-- Start DATA LISTING --

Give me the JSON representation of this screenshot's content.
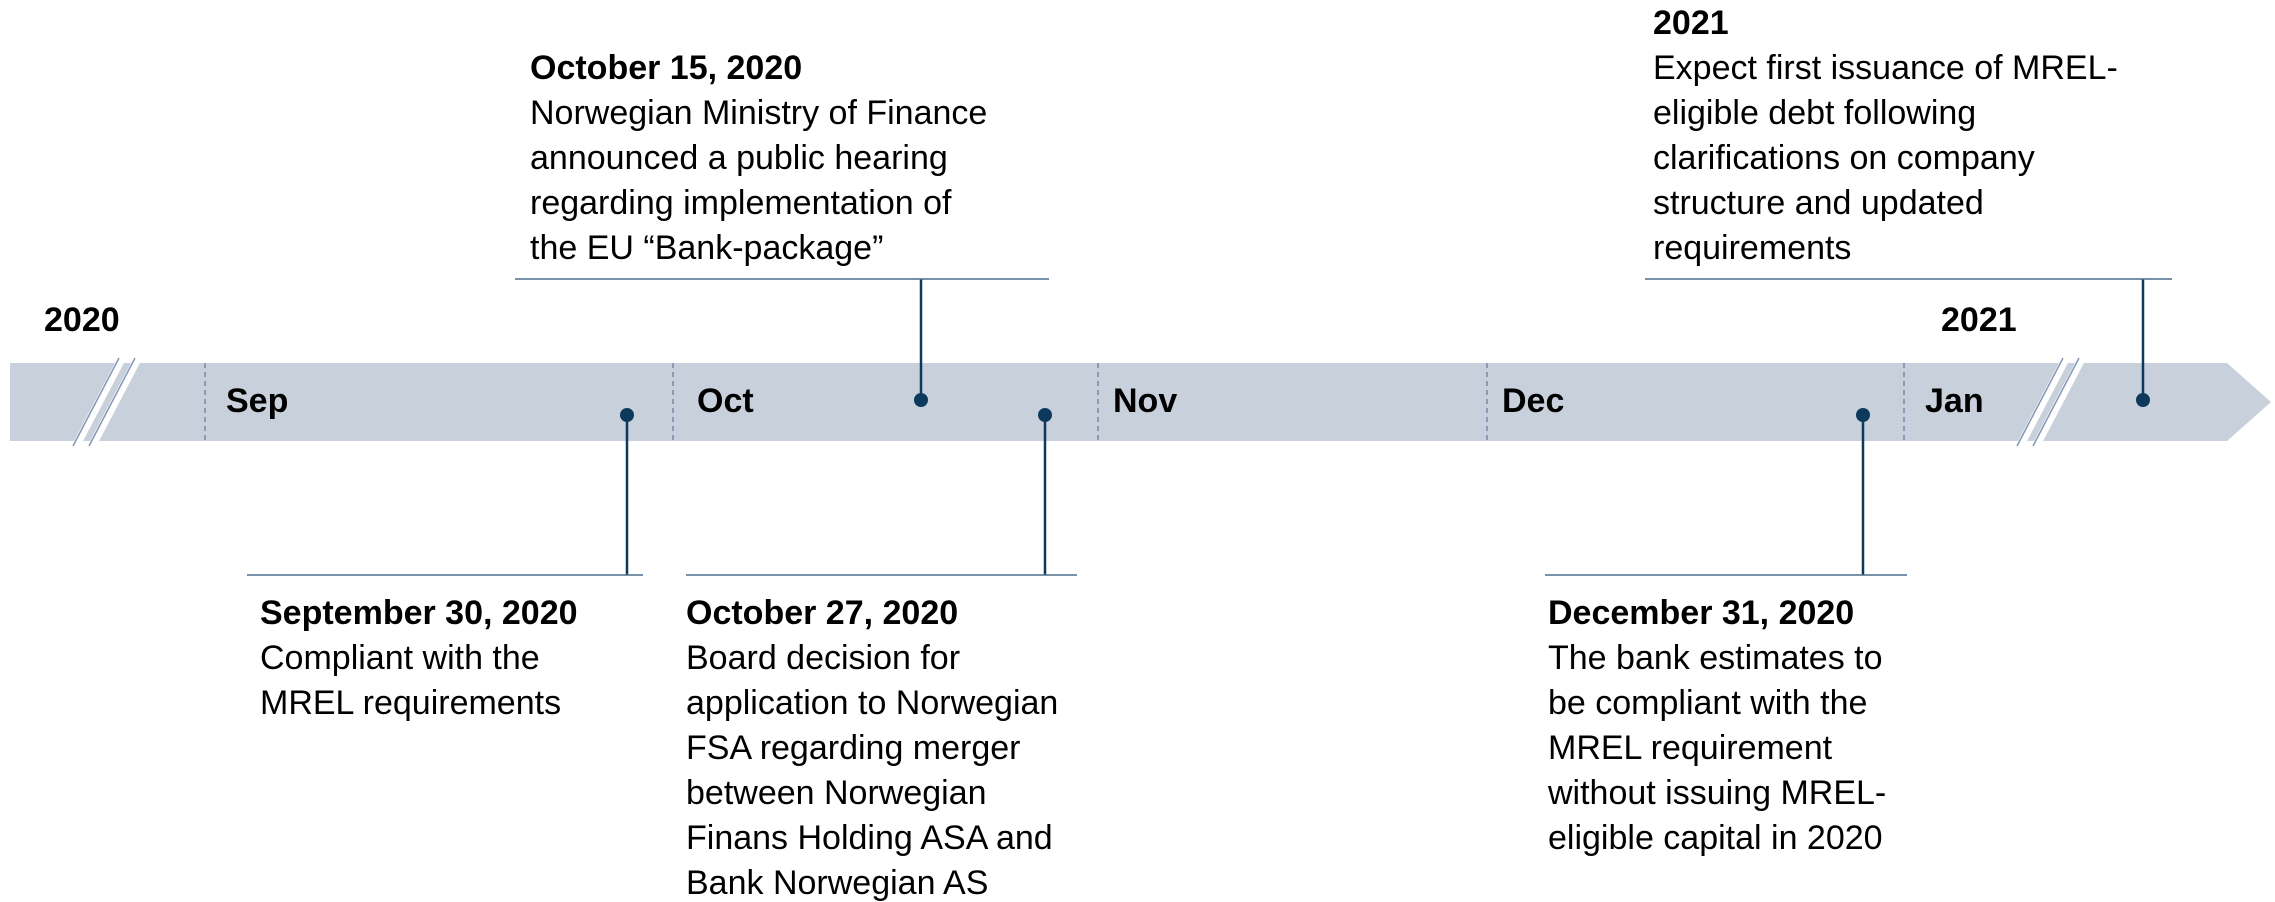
{
  "years": [
    "2020",
    "2021"
  ],
  "months": [
    "Sep",
    "Oct",
    "Nov",
    "Dec",
    "Jan"
  ],
  "events": [
    {
      "date": "October 15, 2020",
      "lines": [
        "Norwegian Ministry of Finance",
        "announced a public hearing",
        "regarding implementation of",
        "the EU “Bank-package”"
      ]
    },
    {
      "date": "2021",
      "lines": [
        "Expect first issuance of MREL-",
        "eligible debt following",
        "clarifications on company",
        "structure and updated",
        "requirements"
      ]
    },
    {
      "date": "September 30, 2020",
      "lines": [
        "Compliant with the",
        "MREL requirements"
      ]
    },
    {
      "date": "October 27, 2020",
      "lines": [
        "Board decision for",
        "application to Norwegian",
        "FSA regarding merger",
        "between Norwegian",
        "Finans Holding ASA and",
        "Bank Norwegian AS"
      ]
    },
    {
      "date": "December 31, 2020",
      "lines": [
        "The bank estimates to",
        "be compliant with the",
        "MREL requirement",
        "without issuing MREL-",
        "eligible capital in 2020"
      ]
    }
  ]
}
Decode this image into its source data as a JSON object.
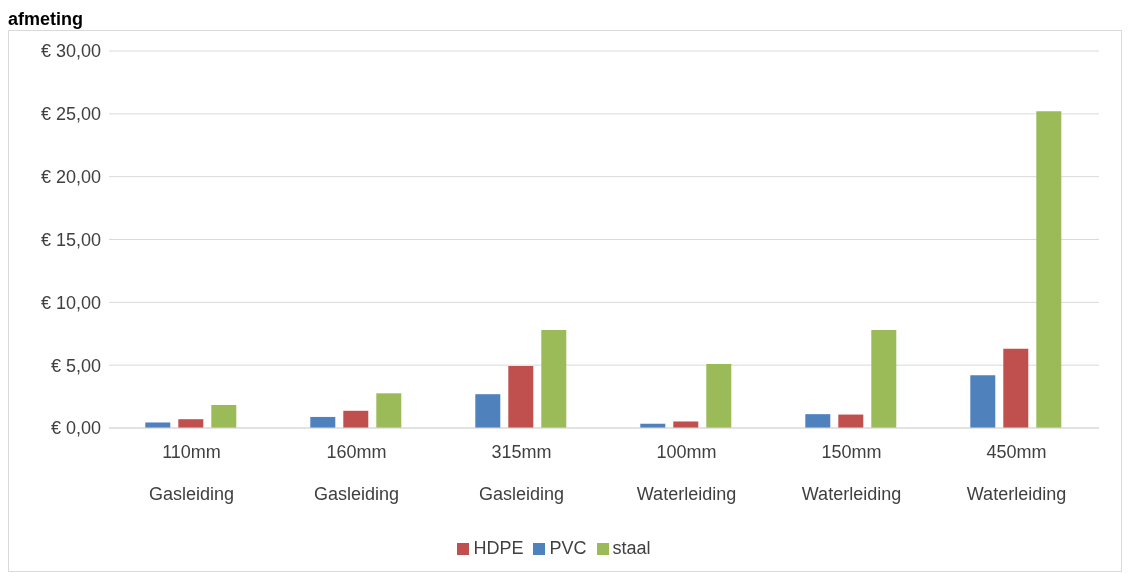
{
  "chart_data": {
    "type": "bar",
    "title": "afmeting",
    "categories": [
      "110mm\nGasleiding",
      "160mm\nGasleiding",
      "315mm\nGasleiding",
      "100mm\nWaterleiding",
      "150mm\nWaterleiding",
      "450mm\nWaterleiding"
    ],
    "series": [
      {
        "name": "PVC",
        "color": "#4f81bd",
        "values": [
          0.44,
          0.88,
          2.69,
          0.34,
          1.1,
          4.2
        ]
      },
      {
        "name": "HDPE",
        "color": "#c0504d",
        "values": [
          0.7,
          1.37,
          4.94,
          0.52,
          1.07,
          6.3
        ]
      },
      {
        "name": "staal",
        "color": "#9bbb59",
        "values": [
          1.83,
          2.76,
          7.8,
          5.1,
          7.8,
          25.2
        ]
      }
    ],
    "ylim": [
      0,
      30
    ],
    "yticks": [
      {
        "value": 0,
        "label": "€ 0,00"
      },
      {
        "value": 5,
        "label": "€ 5,00"
      },
      {
        "value": 10,
        "label": "€ 10,00"
      },
      {
        "value": 15,
        "label": "€ 15,00"
      },
      {
        "value": 20,
        "label": "€ 20,00"
      },
      {
        "value": 25,
        "label": "€ 25,00"
      },
      {
        "value": 30,
        "label": "€ 30,00"
      }
    ],
    "grid": "y",
    "legend": "bottom"
  }
}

-- End DATA LISTING --

**TASK REQUIREMENTS**
Where a line above includes "October", copy that line.

**SOLUTION BELOW**
      "date": "October 15, 2020",
      "date": "October 27, 2020",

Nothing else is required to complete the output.